Please transcribe the listing below in full and word for word, without its pictures.
[Begin Raw data]
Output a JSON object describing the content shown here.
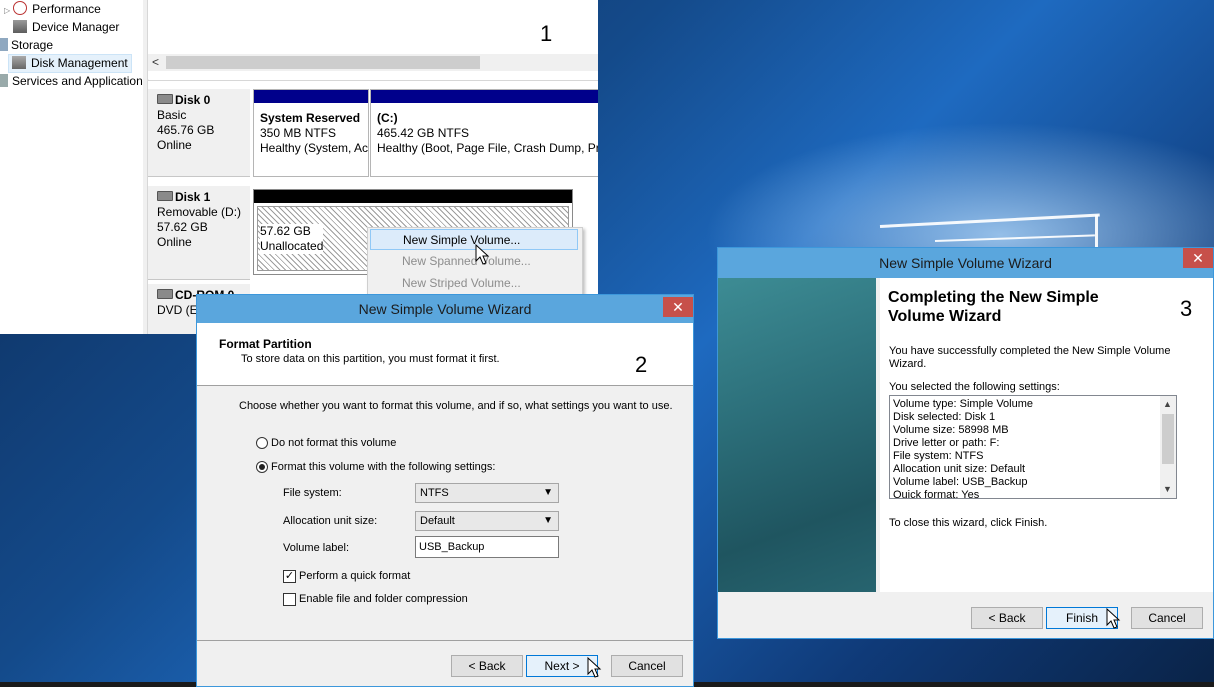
{
  "tree": {
    "items": [
      {
        "label": "Performance"
      },
      {
        "label": "Device Manager"
      },
      {
        "label": "Storage"
      },
      {
        "label": "Disk Management"
      },
      {
        "label": "Services and Applications"
      }
    ]
  },
  "step_numbers": {
    "one": "1",
    "two": "2",
    "three": "3"
  },
  "disks": [
    {
      "name": "Disk 0",
      "type": "Basic",
      "size": "465.76 GB",
      "status": "Online"
    },
    {
      "name": "Disk 1",
      "type": "Removable (D:)",
      "size": "57.62 GB",
      "status": "Online"
    },
    {
      "name": "CD-ROM 0",
      "type": "DVD (E:)"
    }
  ],
  "partitions": {
    "system_reserved": {
      "title": "System Reserved",
      "fs": "350 MB NTFS",
      "health": "Healthy (System, Active, Primary Partition)"
    },
    "c_drive": {
      "title": "(C:)",
      "fs": "465.42 GB NTFS",
      "health": "Healthy (Boot, Page File, Crash Dump, Primary Partition)"
    },
    "unallocated": {
      "size": "57.62 GB",
      "label": "Unallocated"
    }
  },
  "context_menu": {
    "items": [
      {
        "label": "New Simple Volume..."
      },
      {
        "label": "New Spanned Volume..."
      },
      {
        "label": "New Striped Volume..."
      }
    ]
  },
  "wizard2": {
    "title": "New Simple Volume Wizard",
    "close": "✕",
    "header_title": "Format Partition",
    "header_sub": "To store data on this partition, you must format it first.",
    "prompt": "Choose whether you want to format this volume, and if so, what settings you want to use.",
    "radio_no_format": "Do not format this volume",
    "radio_format": "Format this volume with the following settings:",
    "fs_label": "File system:",
    "fs_value": "NTFS",
    "alloc_label": "Allocation unit size:",
    "alloc_value": "Default",
    "vol_label": "Volume label:",
    "vol_value": "USB_Backup",
    "quick_format": "Perform a quick format",
    "compression": "Enable file and folder compression",
    "back": "< Back",
    "next": "Next >",
    "cancel": "Cancel"
  },
  "wizard3": {
    "title": "New Simple Volume Wizard",
    "close": "✕",
    "heading": "Completing the New Simple Volume Wizard",
    "success": "You have successfully completed the New Simple Volume Wizard.",
    "selected": "You selected the following settings:",
    "settings": [
      "Volume type: Simple Volume",
      "Disk selected: Disk 1",
      "Volume size: 58998 MB",
      "Drive letter or path: F:",
      "File system: NTFS",
      "Allocation unit size: Default",
      "Volume label: USB_Backup",
      "Quick format: Yes"
    ],
    "close_hint": "To close this wizard, click Finish.",
    "back": "< Back",
    "finish": "Finish",
    "cancel": "Cancel"
  },
  "colors": {
    "accent": "#5aa6dd",
    "close": "#c7504a",
    "disk_bar": "#00008b"
  }
}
[End Raw data]
> [Output below]
Output a JSON object describing the content shown here.
{
  "tree": {
    "items": [
      {
        "label": "Performance"
      },
      {
        "label": "Device Manager"
      },
      {
        "label": "Storage"
      },
      {
        "label": "Disk Management"
      },
      {
        "label": "Services and Applications"
      }
    ]
  },
  "step_numbers": {
    "one": "1",
    "two": "2",
    "three": "3"
  },
  "disks": [
    {
      "name": "Disk 0",
      "type": "Basic",
      "size": "465.76 GB",
      "status": "Online"
    },
    {
      "name": "Disk 1",
      "type": "Removable (D:)",
      "size": "57.62 GB",
      "status": "Online"
    },
    {
      "name": "CD-ROM 0",
      "type": "DVD (E:)"
    }
  ],
  "partitions": {
    "system_reserved": {
      "title": "System Reserved",
      "fs": "350 MB NTFS",
      "health": "Healthy (System, Active, Primary Partition)"
    },
    "c_drive": {
      "title": "(C:)",
      "fs": "465.42 GB NTFS",
      "health": "Healthy (Boot, Page File, Crash Dump, Primary Partition)"
    },
    "unallocated": {
      "size": "57.62 GB",
      "label": "Unallocated"
    }
  },
  "context_menu": {
    "items": [
      {
        "label": "New Simple Volume..."
      },
      {
        "label": "New Spanned Volume..."
      },
      {
        "label": "New Striped Volume..."
      }
    ]
  },
  "wizard2": {
    "title": "New Simple Volume Wizard",
    "close": "✕",
    "header_title": "Format Partition",
    "header_sub": "To store data on this partition, you must format it first.",
    "prompt": "Choose whether you want to format this volume, and if so, what settings you want to use.",
    "radio_no_format": "Do not format this volume",
    "radio_format": "Format this volume with the following settings:",
    "fs_label": "File system:",
    "fs_value": "NTFS",
    "alloc_label": "Allocation unit size:",
    "alloc_value": "Default",
    "vol_label": "Volume label:",
    "vol_value": "USB_Backup",
    "quick_format": "Perform a quick format",
    "compression": "Enable file and folder compression",
    "back": "< Back",
    "next": "Next >",
    "cancel": "Cancel"
  },
  "wizard3": {
    "title": "New Simple Volume Wizard",
    "close": "✕",
    "heading": "Completing the New Simple Volume Wizard",
    "success": "You have successfully completed the New Simple Volume Wizard.",
    "selected": "You selected the following settings:",
    "settings": [
      "Volume type: Simple Volume",
      "Disk selected: Disk 1",
      "Volume size: 58998 MB",
      "Drive letter or path: F:",
      "File system: NTFS",
      "Allocation unit size: Default",
      "Volume label: USB_Backup",
      "Quick format: Yes"
    ],
    "close_hint": "To close this wizard, click Finish.",
    "back": "< Back",
    "finish": "Finish",
    "cancel": "Cancel"
  },
  "colors": {
    "accent": "#5aa6dd",
    "close": "#c7504a",
    "disk_bar": "#00008b"
  }
}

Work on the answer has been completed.